# [EXERCISE INSTRUCTIONS]
Every record below should be printed exactly as it appears.

# [DATA LISTING]
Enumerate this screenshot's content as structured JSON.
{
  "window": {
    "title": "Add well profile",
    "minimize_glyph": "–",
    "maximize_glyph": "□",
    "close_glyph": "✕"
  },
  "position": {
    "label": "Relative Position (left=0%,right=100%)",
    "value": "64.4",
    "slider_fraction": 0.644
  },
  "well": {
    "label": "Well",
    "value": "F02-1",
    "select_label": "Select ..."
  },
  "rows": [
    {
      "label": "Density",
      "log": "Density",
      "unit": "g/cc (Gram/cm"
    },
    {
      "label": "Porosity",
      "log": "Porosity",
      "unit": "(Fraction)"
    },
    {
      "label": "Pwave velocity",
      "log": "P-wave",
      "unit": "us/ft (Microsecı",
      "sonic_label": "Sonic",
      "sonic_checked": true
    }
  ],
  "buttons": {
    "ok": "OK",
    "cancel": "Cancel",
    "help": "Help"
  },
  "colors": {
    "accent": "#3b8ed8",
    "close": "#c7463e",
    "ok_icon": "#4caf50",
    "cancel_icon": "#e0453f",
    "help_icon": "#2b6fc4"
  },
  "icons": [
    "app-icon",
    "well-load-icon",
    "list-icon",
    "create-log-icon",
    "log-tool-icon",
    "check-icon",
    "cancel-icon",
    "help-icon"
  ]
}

# [FULL SOLUTION]
Enumerate this screenshot's content as structured JSON.
{
  "window": {
    "title": "Add well profile",
    "minimize_glyph": "–",
    "maximize_glyph": "□",
    "close_glyph": "✕"
  },
  "position": {
    "label": "Relative Position (left=0%,right=100%)",
    "value": "64.4",
    "slider_fraction": 0.644
  },
  "well": {
    "label": "Well",
    "value": "F02-1",
    "select_label": "Select ..."
  },
  "rows": [
    {
      "label": "Density",
      "log": "Density",
      "unit": "g/cc (Gram/cm"
    },
    {
      "label": "Porosity",
      "log": "Porosity",
      "unit": "(Fraction)"
    },
    {
      "label": "Pwave velocity",
      "log": "P-wave",
      "unit": "us/ft (Microsecı",
      "sonic_label": "Sonic",
      "sonic_checked": true
    }
  ],
  "buttons": {
    "ok": "OK",
    "cancel": "Cancel",
    "help": "Help"
  },
  "colors": {
    "accent": "#3b8ed8",
    "close": "#c7463e",
    "ok_icon": "#4caf50",
    "cancel_icon": "#e0453f",
    "help_icon": "#2b6fc4"
  },
  "icons": [
    "app-icon",
    "well-load-icon",
    "list-icon",
    "create-log-icon",
    "log-tool-icon",
    "check-icon",
    "cancel-icon",
    "help-icon"
  ]
}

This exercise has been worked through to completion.